[Begin ROWS]
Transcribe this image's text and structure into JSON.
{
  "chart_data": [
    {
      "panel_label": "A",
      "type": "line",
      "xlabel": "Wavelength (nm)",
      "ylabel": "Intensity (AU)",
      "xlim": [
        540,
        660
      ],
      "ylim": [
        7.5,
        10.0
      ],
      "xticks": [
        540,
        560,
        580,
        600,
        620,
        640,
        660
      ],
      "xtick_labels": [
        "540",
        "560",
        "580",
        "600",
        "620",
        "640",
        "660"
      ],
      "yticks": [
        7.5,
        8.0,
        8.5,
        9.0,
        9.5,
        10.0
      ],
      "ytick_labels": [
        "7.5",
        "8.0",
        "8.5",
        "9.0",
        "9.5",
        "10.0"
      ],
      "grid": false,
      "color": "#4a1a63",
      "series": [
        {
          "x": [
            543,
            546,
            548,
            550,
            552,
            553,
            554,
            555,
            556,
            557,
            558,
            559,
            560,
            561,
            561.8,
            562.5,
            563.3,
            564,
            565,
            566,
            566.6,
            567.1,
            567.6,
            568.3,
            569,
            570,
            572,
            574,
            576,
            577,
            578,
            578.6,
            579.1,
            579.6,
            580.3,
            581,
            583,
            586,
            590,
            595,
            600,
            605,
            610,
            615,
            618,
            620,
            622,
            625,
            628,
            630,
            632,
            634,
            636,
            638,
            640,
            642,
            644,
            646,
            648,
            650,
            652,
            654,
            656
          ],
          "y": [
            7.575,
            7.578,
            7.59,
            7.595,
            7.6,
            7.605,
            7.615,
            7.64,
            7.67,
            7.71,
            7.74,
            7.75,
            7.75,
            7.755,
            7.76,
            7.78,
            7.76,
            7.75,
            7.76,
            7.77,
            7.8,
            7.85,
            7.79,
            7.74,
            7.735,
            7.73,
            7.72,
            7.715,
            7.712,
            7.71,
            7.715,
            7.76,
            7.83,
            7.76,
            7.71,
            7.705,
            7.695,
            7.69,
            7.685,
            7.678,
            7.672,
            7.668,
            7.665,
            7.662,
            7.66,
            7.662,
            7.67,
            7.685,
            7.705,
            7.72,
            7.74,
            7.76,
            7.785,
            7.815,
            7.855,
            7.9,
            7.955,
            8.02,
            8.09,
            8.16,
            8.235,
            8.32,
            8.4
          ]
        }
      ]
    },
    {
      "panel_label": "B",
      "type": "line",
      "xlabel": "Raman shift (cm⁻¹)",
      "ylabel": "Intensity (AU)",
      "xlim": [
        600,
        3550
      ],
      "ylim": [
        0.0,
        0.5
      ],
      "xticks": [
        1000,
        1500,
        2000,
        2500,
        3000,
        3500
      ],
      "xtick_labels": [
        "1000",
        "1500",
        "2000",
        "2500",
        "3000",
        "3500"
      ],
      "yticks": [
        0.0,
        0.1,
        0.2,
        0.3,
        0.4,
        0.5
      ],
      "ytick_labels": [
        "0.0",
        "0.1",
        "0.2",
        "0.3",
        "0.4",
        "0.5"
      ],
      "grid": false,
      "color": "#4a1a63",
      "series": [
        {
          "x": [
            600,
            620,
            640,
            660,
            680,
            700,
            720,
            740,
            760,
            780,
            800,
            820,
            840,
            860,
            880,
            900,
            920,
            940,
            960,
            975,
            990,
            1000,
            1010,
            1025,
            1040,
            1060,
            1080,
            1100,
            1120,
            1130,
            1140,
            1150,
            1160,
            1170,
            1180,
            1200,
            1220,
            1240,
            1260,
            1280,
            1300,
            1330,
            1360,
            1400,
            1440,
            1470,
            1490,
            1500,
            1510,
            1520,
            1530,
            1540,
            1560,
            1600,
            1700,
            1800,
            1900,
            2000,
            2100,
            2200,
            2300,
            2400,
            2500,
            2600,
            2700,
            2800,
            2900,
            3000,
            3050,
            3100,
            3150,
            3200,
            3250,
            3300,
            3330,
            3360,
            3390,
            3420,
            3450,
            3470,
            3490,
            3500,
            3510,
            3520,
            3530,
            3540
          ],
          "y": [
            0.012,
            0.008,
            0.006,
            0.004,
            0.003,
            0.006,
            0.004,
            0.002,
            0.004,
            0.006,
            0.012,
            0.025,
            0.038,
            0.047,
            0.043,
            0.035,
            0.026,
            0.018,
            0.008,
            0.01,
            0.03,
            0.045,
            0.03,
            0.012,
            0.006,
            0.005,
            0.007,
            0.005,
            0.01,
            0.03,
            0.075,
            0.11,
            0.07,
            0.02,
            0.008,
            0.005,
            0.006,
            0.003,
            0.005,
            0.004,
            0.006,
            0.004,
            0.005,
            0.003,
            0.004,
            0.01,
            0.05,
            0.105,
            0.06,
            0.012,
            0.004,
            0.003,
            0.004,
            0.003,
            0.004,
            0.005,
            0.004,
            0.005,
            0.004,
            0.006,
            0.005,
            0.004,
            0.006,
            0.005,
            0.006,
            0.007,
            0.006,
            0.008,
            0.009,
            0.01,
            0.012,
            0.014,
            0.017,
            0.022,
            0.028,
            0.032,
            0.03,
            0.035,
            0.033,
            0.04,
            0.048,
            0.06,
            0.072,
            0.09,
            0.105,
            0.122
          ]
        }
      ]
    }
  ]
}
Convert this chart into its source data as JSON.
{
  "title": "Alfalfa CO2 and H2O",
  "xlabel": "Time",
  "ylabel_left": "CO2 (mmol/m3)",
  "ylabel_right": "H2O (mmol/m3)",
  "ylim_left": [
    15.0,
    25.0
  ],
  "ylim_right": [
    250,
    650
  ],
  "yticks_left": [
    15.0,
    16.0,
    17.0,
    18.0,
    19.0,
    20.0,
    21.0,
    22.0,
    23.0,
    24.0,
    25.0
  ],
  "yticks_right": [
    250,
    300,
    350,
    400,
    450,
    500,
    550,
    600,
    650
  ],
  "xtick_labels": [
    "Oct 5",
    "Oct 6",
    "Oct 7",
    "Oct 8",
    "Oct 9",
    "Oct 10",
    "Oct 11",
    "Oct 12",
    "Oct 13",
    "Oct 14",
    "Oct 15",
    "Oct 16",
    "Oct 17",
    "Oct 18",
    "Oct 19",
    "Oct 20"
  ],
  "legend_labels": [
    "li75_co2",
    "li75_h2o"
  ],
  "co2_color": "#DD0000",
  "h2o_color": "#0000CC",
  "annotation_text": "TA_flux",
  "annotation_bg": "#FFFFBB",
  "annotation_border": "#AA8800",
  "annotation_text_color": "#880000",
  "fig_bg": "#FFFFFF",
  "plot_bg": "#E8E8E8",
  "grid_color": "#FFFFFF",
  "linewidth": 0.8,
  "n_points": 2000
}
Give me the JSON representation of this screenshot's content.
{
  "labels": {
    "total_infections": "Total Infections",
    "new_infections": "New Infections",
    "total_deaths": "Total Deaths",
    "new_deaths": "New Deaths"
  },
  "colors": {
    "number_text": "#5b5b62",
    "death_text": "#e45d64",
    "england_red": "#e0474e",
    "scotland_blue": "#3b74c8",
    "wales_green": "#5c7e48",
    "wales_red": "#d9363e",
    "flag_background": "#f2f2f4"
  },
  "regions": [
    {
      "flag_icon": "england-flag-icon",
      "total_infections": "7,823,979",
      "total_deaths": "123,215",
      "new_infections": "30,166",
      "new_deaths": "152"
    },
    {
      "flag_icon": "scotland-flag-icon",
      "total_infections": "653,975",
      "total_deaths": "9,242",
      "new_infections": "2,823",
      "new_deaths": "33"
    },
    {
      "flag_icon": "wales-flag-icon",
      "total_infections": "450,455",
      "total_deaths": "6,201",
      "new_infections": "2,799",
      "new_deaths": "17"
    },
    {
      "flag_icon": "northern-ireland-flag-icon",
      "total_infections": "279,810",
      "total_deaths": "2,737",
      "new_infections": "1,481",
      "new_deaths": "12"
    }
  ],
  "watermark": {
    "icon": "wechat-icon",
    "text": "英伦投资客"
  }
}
[End ROWS]
Using the records above, copy each line that contains "JSON".

Transcribe this image's text and structure into JSON.
Convert this chart into its source data as JSON.
Give me the JSON representation of this screenshot's content.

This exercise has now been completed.